▶ [Work to be completed]:
Read the data and repeat all of it exactly.

▶ [Information supplied]:
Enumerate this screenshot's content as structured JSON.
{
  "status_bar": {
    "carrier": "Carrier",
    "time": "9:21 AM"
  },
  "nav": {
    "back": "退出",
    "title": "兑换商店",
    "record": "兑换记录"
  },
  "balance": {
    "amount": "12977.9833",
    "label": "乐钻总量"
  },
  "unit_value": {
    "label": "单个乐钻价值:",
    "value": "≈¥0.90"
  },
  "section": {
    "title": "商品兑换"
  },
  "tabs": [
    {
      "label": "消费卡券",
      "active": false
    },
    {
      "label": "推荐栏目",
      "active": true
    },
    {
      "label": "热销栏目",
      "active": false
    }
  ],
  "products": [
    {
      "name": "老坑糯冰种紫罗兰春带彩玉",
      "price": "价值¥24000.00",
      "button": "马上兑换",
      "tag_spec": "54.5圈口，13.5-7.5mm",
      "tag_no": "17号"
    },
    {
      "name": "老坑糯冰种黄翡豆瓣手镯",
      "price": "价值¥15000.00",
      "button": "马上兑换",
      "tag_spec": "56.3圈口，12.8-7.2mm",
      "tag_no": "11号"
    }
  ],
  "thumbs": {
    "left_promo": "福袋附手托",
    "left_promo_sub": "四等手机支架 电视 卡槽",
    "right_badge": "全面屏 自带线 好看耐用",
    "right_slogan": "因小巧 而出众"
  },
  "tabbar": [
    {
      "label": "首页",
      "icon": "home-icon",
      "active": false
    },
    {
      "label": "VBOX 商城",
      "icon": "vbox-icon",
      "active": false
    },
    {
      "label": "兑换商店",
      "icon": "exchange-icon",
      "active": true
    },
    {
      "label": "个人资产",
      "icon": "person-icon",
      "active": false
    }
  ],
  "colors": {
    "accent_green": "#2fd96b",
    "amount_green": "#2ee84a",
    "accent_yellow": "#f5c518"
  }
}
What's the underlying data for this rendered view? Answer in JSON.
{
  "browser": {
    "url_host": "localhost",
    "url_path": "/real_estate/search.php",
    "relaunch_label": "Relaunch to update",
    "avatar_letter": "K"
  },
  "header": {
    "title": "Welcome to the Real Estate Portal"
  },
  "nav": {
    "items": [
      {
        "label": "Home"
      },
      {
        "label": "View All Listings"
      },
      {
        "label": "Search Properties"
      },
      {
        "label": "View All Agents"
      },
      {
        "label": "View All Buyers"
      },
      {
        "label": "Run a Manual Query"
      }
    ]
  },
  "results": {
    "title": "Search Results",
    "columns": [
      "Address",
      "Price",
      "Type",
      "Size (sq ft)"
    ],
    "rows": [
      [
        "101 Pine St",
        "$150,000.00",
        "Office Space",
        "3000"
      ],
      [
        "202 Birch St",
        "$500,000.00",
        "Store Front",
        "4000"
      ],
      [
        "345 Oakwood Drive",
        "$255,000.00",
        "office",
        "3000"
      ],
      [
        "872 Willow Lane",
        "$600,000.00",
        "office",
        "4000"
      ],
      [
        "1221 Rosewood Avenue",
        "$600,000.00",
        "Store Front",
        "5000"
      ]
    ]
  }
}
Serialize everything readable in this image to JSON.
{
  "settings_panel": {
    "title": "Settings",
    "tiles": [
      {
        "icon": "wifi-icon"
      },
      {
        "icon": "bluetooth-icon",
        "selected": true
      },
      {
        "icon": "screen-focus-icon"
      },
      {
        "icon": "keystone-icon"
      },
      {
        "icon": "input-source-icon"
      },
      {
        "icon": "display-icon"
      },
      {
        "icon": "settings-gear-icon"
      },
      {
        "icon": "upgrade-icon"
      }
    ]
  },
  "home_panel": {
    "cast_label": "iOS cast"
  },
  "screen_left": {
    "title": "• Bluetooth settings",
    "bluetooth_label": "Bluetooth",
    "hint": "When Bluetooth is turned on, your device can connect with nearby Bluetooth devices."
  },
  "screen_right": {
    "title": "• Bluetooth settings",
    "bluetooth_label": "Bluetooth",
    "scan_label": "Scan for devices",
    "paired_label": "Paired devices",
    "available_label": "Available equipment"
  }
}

▶ [Correct output]:
Enumerate this screenshot's content as structured JSON.
{
  "status_bar": {
    "carrier": "Carrier",
    "time": "9:21 AM"
  },
  "nav": {
    "back": "退出",
    "title": "兑换商店",
    "record": "兑换记录"
  },
  "balance": {
    "amount": "12977.9833",
    "label": "乐钻总量"
  },
  "unit_value": {
    "label": "单个乐钻价值:",
    "value": "≈¥0.90"
  },
  "section": {
    "title": "商品兑换"
  },
  "tabs": [
    {
      "label": "消费卡券",
      "active": false
    },
    {
      "label": "推荐栏目",
      "active": true
    },
    {
      "label": "热销栏目",
      "active": false
    }
  ],
  "products": [
    {
      "name": "老坑糯冰种紫罗兰春带彩玉",
      "price": "价值¥24000.00",
      "button": "马上兑换",
      "tag_spec": "54.5圈口，13.5-7.5mm",
      "tag_no": "17号"
    },
    {
      "name": "老坑糯冰种黄翡豆瓣手镯",
      "price": "价值¥15000.00",
      "button": "马上兑换",
      "tag_spec": "56.3圈口，12.8-7.2mm",
      "tag_no": "11号"
    }
  ],
  "thumbs": {
    "left_promo": "福袋附手托",
    "left_promo_sub": "四等手机支架 电视 卡槽",
    "right_badge": "全面屏 自带线 好看耐用",
    "right_slogan": "因小巧 而出众"
  },
  "tabbar": [
    {
      "label": "首页",
      "icon": "home-icon",
      "active": false
    },
    {
      "label": "VBOX 商城",
      "icon": "vbox-icon",
      "active": false
    },
    {
      "label": "兑换商店",
      "icon": "exchange-icon",
      "active": true
    },
    {
      "label": "个人资产",
      "icon": "person-icon",
      "active": false
    }
  ],
  "colors": {
    "accent_green": "#2fd96b",
    "amount_green": "#2ee84a",
    "accent_yellow": "#f5c518"
  }
}
What's the underlying data for this rendered view? Answer in JSON.
{
  "browser": {
    "url_host": "localhost",
    "url_path": "/real_estate/search.php",
    "relaunch_label": "Relaunch to update",
    "avatar_letter": "K"
  },
  "header": {
    "title": "Welcome to the Real Estate Portal"
  },
  "nav": {
    "items": [
      {
        "label": "Home"
      },
      {
        "label": "View All Listings"
      },
      {
        "label": "Search Properties"
      },
      {
        "label": "View All Agents"
      },
      {
        "label": "View All Buyers"
      },
      {
        "label": "Run a Manual Query"
      }
    ]
  },
  "results": {
    "title": "Search Results",
    "columns": [
      "Address",
      "Price",
      "Type",
      "Size (sq ft)"
    ],
    "rows": [
      [
        "101 Pine St",
        "$150,000.00",
        "Office Space",
        "3000"
      ],
      [
        "202 Birch St",
        "$500,000.00",
        "Store Front",
        "4000"
      ],
      [
        "345 Oakwood Drive",
        "$255,000.00",
        "office",
        "3000"
      ],
      [
        "872 Willow Lane",
        "$600,000.00",
        "office",
        "4000"
      ],
      [
        "1221 Rosewood Avenue",
        "$600,000.00",
        "Store Front",
        "5000"
      ]
    ]
  }
}
Serialize everything readable in this image to JSON.
{
  "settings_panel": {
    "title": "Settings",
    "tiles": [
      {
        "icon": "wifi-icon"
      },
      {
        "icon": "bluetooth-icon",
        "selected": true
      },
      {
        "icon": "screen-focus-icon"
      },
      {
        "icon": "keystone-icon"
      },
      {
        "icon": "input-source-icon"
      },
      {
        "icon": "display-icon"
      },
      {
        "icon": "settings-gear-icon"
      },
      {
        "icon": "upgrade-icon"
      }
    ]
  },
  "home_panel": {
    "cast_label": "iOS cast"
  },
  "screen_left": {
    "title": "• Bluetooth settings",
    "bluetooth_label": "Bluetooth",
    "hint": "When Bluetooth is turned on, your device can connect with nearby Bluetooth devices."
  },
  "screen_right": {
    "title": "• Bluetooth settings",
    "bluetooth_label": "Bluetooth",
    "scan_label": "Scan for devices",
    "paired_label": "Paired devices",
    "available_label": "Available equipment"
  }
}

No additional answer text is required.